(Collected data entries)
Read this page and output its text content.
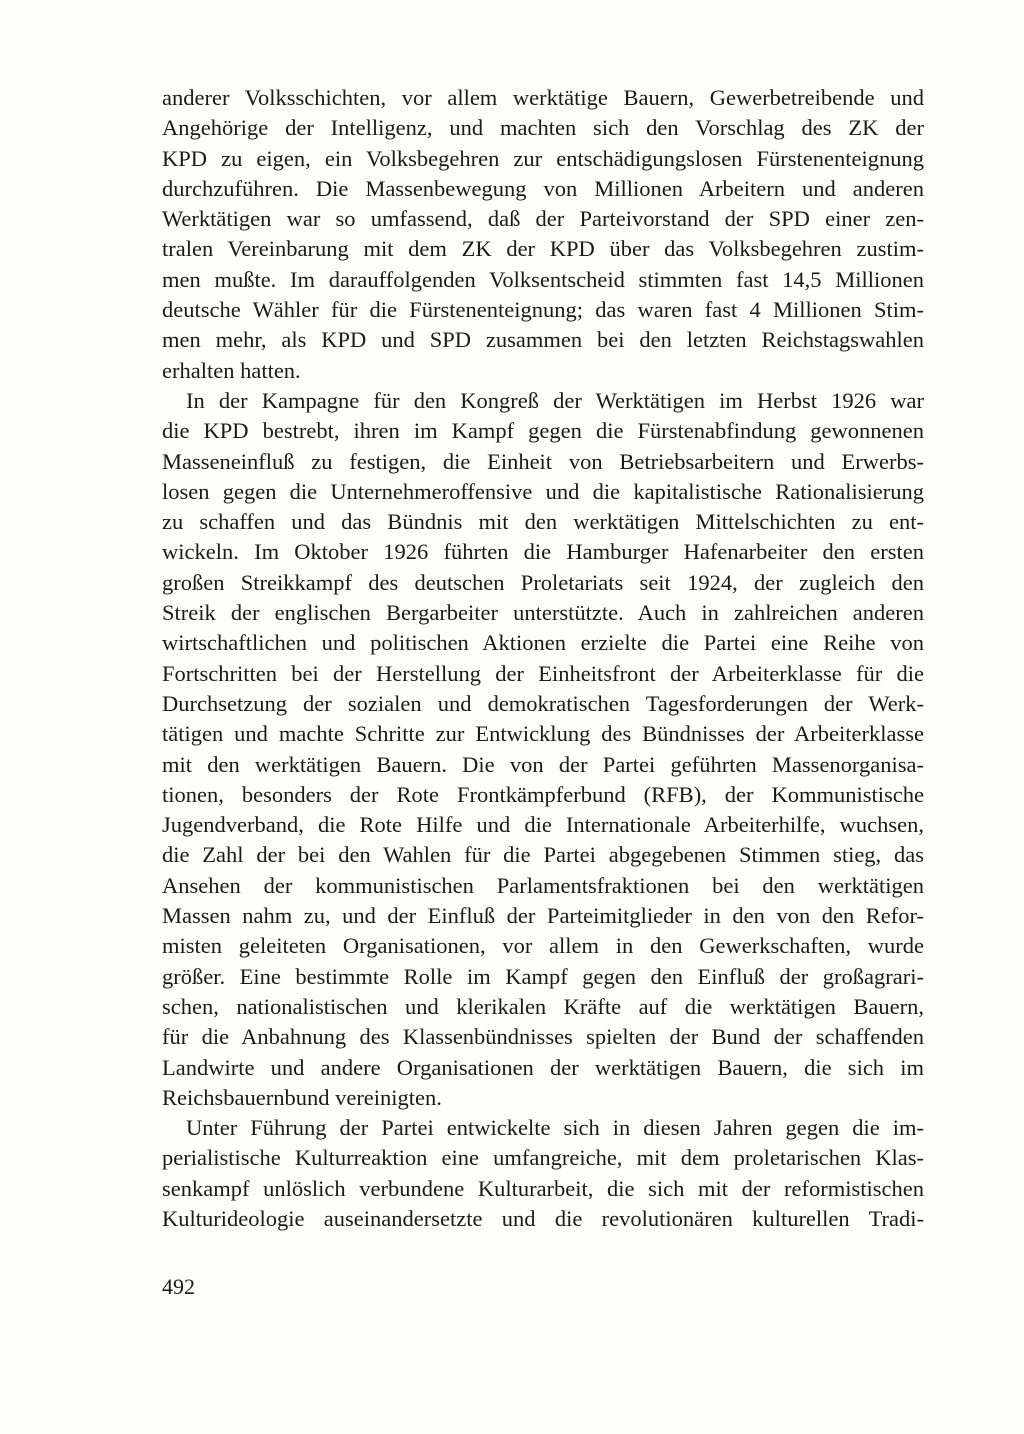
anderer Volksschichten, vor allem werktätige Bauern, Gewerbetreibende und
Angehörige der Intelligenz, und machten sich den Vorschlag des ZK der
KPD zu eigen, ein Volksbegehren zur entschädigungslosen Fürstenenteignung
durchzuführen. Die Massenbewegung von Millionen Arbeitern und anderen
Werktätigen war so umfassend, daß der Parteivorstand der SPD einer zen-
tralen Vereinbarung mit dem ZK der KPD über das Volksbegehren zustim-
men mußte. Im darauffolgenden Volksentscheid stimmten fast 14,5 Millionen
deutsche Wähler für die Fürstenenteignung; das waren fast 4 Millionen Stim-
men mehr, als KPD und SPD zusammen bei den letzten Reichstagswahlen
erhalten hatten.
In der Kampagne für den Kongreß der Werktätigen im Herbst 1926 war
die KPD bestrebt, ihren im Kampf gegen die Fürstenabfindung gewonnenen
Masseneinfluß zu festigen, die Einheit von Betriebsarbeitern und Erwerbs-
losen gegen die Unternehmeroffensive und die kapitalistische Rationalisierung
zu schaffen und das Bündnis mit den werktätigen Mittelschichten zu ent-
wickeln. Im Oktober 1926 führten die Hamburger Hafenarbeiter den ersten
großen Streikkampf des deutschen Proletariats seit 1924, der zugleich den
Streik der englischen Bergarbeiter unterstützte. Auch in zahlreichen anderen
wirtschaftlichen und politischen Aktionen erzielte die Partei eine Reihe von
Fortschritten bei der Herstellung der Einheitsfront der Arbeiterklasse für die
Durchsetzung der sozialen und demokratischen Tagesforderungen der Werk-
tätigen und machte Schritte zur Entwicklung des Bündnisses der Arbeiterklasse
mit den werktätigen Bauern. Die von der Partei geführten Massenorganisa-
tionen, besonders der Rote Frontkämpferbund (RFB), der Kommunistische
Jugendverband, die Rote Hilfe und die Internationale Arbeiterhilfe, wuchsen,
die Zahl der bei den Wahlen für die Partei abgegebenen Stimmen stieg, das
Ansehen der kommunistischen Parlamentsfraktionen bei den werktätigen
Massen nahm zu, und der Einfluß der Parteimitglieder in den von den Refor-
misten geleiteten Organisationen, vor allem in den Gewerkschaften, wurde
größer. Eine bestimmte Rolle im Kampf gegen den Einfluß der großagrari-
schen, nationalistischen und klerikalen Kräfte auf die werktätigen Bauern,
für die Anbahnung des Klassenbündnisses spielten der Bund der schaffenden
Landwirte und andere Organisationen der werktätigen Bauern, die sich im
Reichsbauernbund vereinigten.
Unter Führung der Partei entwickelte sich in diesen Jahren gegen die im-
perialistische Kulturreaktion eine umfangreiche, mit dem proletarischen Klas-
senkampf unlöslich verbundene Kulturarbeit, die sich mit der reformistischen
Kulturideologie auseinandersetzte und die revolutionären kulturellen Tradi-
492
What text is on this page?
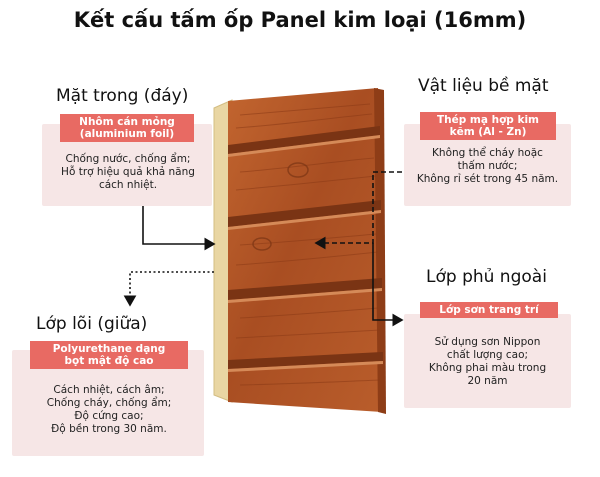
Kết cấu tấm ốp Panel kim loại (16mm)
Mặt trong (đáy)
Nhôm cán mỏng
(aluminium foil)
Chống nước, chống ẩm;
Hỗ trợ hiệu quả khả năng
cách nhiệt.
Vật liệu bề mặt
Thép mạ hợp kim
kẽm (Al - Zn)
Không thể cháy hoặc
thấm nước;
Không rỉ sét trong 45 năm.
Lớp lõi (giữa)
Polyurethane dạng
bọt mật độ cao
Cách nhiệt, cách âm;
Chống cháy, chống ẩm;
Độ cứng cao;
Độ bền trong 30 năm.
Lớp phủ ngoài
Lớp sơn trang trí
Sử dụng sơn Nippon
chất lượng cao;
Không phai màu trong
20 năm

**EXERCISE DESCRIPTION**
Give back, word for word, the lines from the line that contains "What text is on this page?" through the last line of the records, with no pictures and nothing else.

**RESULT FOR THIS EXERCISE**
What text is on this page?
Kết cấu tấm ốp Panel kim loại (16mm)
Mặt trong (đáy)
Nhôm cán mỏng
(aluminium foil)
Chống nước, chống ẩm;
Hỗ trợ hiệu quả khả năng
cách nhiệt.
Vật liệu bề mặt
Thép mạ hợp kim
kẽm (Al - Zn)
Không thể cháy hoặc
thấm nước;
Không rỉ sét trong 45 năm.
Lớp lõi (giữa)
Polyurethane dạng
bọt mật độ cao
Cách nhiệt, cách âm;
Chống cháy, chống ẩm;
Độ cứng cao;
Độ bền trong 30 năm.
Lớp phủ ngoài
Lớp sơn trang trí
Sử dụng sơn Nippon
chất lượng cao;
Không phai màu trong
20 năm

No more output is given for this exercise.